- Instruction
Please retype every line of the records below with no changes at all.

┌─ Data in this exercise

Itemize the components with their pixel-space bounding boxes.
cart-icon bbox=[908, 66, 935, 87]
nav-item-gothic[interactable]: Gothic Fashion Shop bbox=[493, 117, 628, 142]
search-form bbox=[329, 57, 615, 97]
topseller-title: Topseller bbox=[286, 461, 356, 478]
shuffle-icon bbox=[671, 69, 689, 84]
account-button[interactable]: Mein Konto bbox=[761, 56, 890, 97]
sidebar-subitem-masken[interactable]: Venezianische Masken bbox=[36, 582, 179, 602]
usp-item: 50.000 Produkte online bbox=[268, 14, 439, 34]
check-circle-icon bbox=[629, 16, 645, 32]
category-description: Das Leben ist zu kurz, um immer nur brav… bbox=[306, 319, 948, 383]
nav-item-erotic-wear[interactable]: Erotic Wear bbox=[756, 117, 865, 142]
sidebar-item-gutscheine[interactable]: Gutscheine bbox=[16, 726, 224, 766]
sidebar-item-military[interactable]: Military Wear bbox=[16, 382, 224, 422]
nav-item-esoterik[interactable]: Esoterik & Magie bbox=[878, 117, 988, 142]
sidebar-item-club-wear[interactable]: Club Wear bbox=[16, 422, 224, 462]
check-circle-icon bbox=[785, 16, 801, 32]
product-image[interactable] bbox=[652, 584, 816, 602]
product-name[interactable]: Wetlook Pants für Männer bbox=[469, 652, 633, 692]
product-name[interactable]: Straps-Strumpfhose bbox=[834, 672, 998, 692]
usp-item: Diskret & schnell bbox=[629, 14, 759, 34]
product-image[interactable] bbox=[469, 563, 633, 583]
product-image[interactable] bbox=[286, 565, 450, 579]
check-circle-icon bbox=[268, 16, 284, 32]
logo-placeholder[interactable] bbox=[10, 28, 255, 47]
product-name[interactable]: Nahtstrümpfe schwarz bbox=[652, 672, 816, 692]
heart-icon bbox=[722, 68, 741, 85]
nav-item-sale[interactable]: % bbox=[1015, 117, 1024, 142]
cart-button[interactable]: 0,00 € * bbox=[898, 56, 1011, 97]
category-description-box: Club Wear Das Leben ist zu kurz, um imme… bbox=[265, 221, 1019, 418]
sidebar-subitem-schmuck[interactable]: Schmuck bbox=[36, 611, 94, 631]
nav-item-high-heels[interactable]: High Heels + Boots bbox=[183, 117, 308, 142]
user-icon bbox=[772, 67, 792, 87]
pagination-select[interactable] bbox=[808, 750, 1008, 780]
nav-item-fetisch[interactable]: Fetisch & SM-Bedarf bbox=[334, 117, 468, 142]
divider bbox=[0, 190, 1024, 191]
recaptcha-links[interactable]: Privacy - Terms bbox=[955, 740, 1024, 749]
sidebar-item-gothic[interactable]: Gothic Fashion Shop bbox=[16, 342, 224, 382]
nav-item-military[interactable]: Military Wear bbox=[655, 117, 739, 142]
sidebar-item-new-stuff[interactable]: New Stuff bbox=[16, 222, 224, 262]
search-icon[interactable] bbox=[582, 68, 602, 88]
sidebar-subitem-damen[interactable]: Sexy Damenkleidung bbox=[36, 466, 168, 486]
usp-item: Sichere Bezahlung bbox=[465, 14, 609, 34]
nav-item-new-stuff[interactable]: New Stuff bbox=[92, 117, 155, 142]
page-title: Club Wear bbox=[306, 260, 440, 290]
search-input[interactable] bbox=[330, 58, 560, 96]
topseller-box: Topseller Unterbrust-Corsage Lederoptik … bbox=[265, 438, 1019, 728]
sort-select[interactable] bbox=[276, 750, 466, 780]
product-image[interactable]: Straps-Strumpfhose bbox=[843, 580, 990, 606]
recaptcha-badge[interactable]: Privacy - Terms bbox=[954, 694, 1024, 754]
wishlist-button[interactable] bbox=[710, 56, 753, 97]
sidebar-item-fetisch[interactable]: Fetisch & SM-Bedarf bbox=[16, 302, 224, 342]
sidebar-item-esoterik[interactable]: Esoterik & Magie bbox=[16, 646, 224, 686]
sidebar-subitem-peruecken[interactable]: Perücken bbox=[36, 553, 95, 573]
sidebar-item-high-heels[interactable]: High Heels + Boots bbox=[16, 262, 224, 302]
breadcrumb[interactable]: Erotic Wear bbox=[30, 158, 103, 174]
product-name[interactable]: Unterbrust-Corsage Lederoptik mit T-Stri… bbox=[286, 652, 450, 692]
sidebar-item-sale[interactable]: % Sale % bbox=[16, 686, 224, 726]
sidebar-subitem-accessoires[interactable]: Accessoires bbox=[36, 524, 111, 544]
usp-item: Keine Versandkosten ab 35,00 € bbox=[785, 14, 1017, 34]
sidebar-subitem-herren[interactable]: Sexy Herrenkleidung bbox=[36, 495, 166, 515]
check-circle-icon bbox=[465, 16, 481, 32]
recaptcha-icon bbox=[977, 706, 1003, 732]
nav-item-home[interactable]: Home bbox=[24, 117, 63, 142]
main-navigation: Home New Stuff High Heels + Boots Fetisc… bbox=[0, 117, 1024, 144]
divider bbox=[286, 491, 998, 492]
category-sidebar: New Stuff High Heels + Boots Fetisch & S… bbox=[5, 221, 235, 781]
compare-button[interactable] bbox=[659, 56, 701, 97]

└─

- Exercise solution
Itemize the components with their pixel-space bounding boxes.
cart-icon bbox=[908, 66, 935, 87]
nav-item-gothic[interactable]: Gothic Fashion Shop bbox=[493, 117, 628, 142]
search-form bbox=[329, 57, 615, 97]
topseller-title: Topseller bbox=[286, 461, 356, 478]
shuffle-icon bbox=[671, 69, 689, 84]
account-button[interactable]: Mein Konto bbox=[761, 56, 890, 97]
sidebar-subitem-masken[interactable]: Venezianische Masken bbox=[36, 582, 179, 602]
usp-item: 50.000 Produkte online bbox=[268, 14, 439, 34]
check-circle-icon bbox=[629, 16, 645, 32]
category-description: Das Leben ist zu kurz, um immer nur brav… bbox=[306, 319, 948, 383]
nav-item-erotic-wear[interactable]: Erotic Wear bbox=[756, 117, 865, 142]
sidebar-item-gutscheine[interactable]: Gutscheine bbox=[16, 726, 224, 766]
sidebar-item-military[interactable]: Military Wear bbox=[16, 382, 224, 422]
nav-item-esoterik[interactable]: Esoterik & Magie bbox=[878, 117, 988, 142]
sidebar-item-club-wear[interactable]: Club Wear bbox=[16, 422, 224, 462]
check-circle-icon bbox=[785, 16, 801, 32]
product-image[interactable] bbox=[652, 584, 816, 602]
product-name[interactable]: Wetlook Pants für Männer bbox=[469, 652, 633, 692]
product-name[interactable]: Straps-Strumpfhose bbox=[834, 672, 998, 692]
usp-item: Diskret & schnell bbox=[629, 14, 759, 34]
product-image[interactable] bbox=[469, 563, 633, 583]
product-image[interactable] bbox=[286, 565, 450, 579]
check-circle-icon bbox=[268, 16, 284, 32]
logo-placeholder[interactable] bbox=[10, 28, 255, 47]
product-name[interactable]: Nahtstrümpfe schwarz bbox=[652, 672, 816, 692]
heart-icon bbox=[722, 68, 741, 85]
nav-item-sale[interactable]: % bbox=[1015, 117, 1024, 142]
cart-button[interactable]: 0,00 € * bbox=[898, 56, 1011, 97]
category-description-box: Club Wear Das Leben ist zu kurz, um imme… bbox=[265, 221, 1019, 418]
sidebar-subitem-schmuck[interactable]: Schmuck bbox=[36, 611, 94, 631]
nav-item-high-heels[interactable]: High Heels + Boots bbox=[183, 117, 308, 142]
user-icon bbox=[772, 67, 792, 87]
pagination-select[interactable] bbox=[808, 750, 1008, 780]
nav-item-fetisch[interactable]: Fetisch & SM-Bedarf bbox=[334, 117, 468, 142]
divider bbox=[0, 190, 1024, 191]
recaptcha-links[interactable]: Privacy - Terms bbox=[955, 740, 1024, 749]
sidebar-item-gothic[interactable]: Gothic Fashion Shop bbox=[16, 342, 224, 382]
nav-item-military[interactable]: Military Wear bbox=[655, 117, 739, 142]
sidebar-item-new-stuff[interactable]: New Stuff bbox=[16, 222, 224, 262]
search-icon[interactable] bbox=[582, 68, 602, 88]
sidebar-subitem-damen[interactable]: Sexy Damenkleidung bbox=[36, 466, 168, 486]
usp-item: Sichere Bezahlung bbox=[465, 14, 609, 34]
nav-item-new-stuff[interactable]: New Stuff bbox=[92, 117, 155, 142]
page-title: Club Wear bbox=[306, 260, 440, 290]
search-input[interactable] bbox=[330, 58, 560, 96]
topseller-box: Topseller Unterbrust-Corsage Lederoptik … bbox=[265, 438, 1019, 728]
sort-select[interactable] bbox=[276, 750, 466, 780]
product-image[interactable]: Straps-Strumpfhose bbox=[843, 580, 990, 606]
recaptcha-badge[interactable]: Privacy - Terms bbox=[954, 694, 1024, 754]
wishlist-button[interactable] bbox=[710, 56, 753, 97]
sidebar-item-fetisch[interactable]: Fetisch & SM-Bedarf bbox=[16, 302, 224, 342]
sidebar-item-esoterik[interactable]: Esoterik & Magie bbox=[16, 646, 224, 686]
sidebar-subitem-peruecken[interactable]: Perücken bbox=[36, 553, 95, 573]
sidebar-item-high-heels[interactable]: High Heels + Boots bbox=[16, 262, 224, 302]
breadcrumb[interactable]: Erotic Wear bbox=[30, 158, 103, 174]
product-name[interactable]: Unterbrust-Corsage Lederoptik mit T-Stri… bbox=[286, 652, 450, 692]
sidebar-item-sale[interactable]: % Sale % bbox=[16, 686, 224, 726]
sidebar-subitem-accessoires[interactable]: Accessoires bbox=[36, 524, 111, 544]
usp-item: Keine Versandkosten ab 35,00 € bbox=[785, 14, 1017, 34]
sidebar-subitem-herren[interactable]: Sexy Herrenkleidung bbox=[36, 495, 166, 515]
check-circle-icon bbox=[465, 16, 481, 32]
recaptcha-icon bbox=[977, 706, 1003, 732]
nav-item-home[interactable]: Home bbox=[24, 117, 63, 142]
main-navigation: Home New Stuff High Heels + Boots Fetisc… bbox=[0, 117, 1024, 144]
divider bbox=[286, 491, 998, 492]
category-sidebar: New Stuff High Heels + Boots Fetisch & S… bbox=[5, 221, 235, 781]
compare-button[interactable] bbox=[659, 56, 701, 97]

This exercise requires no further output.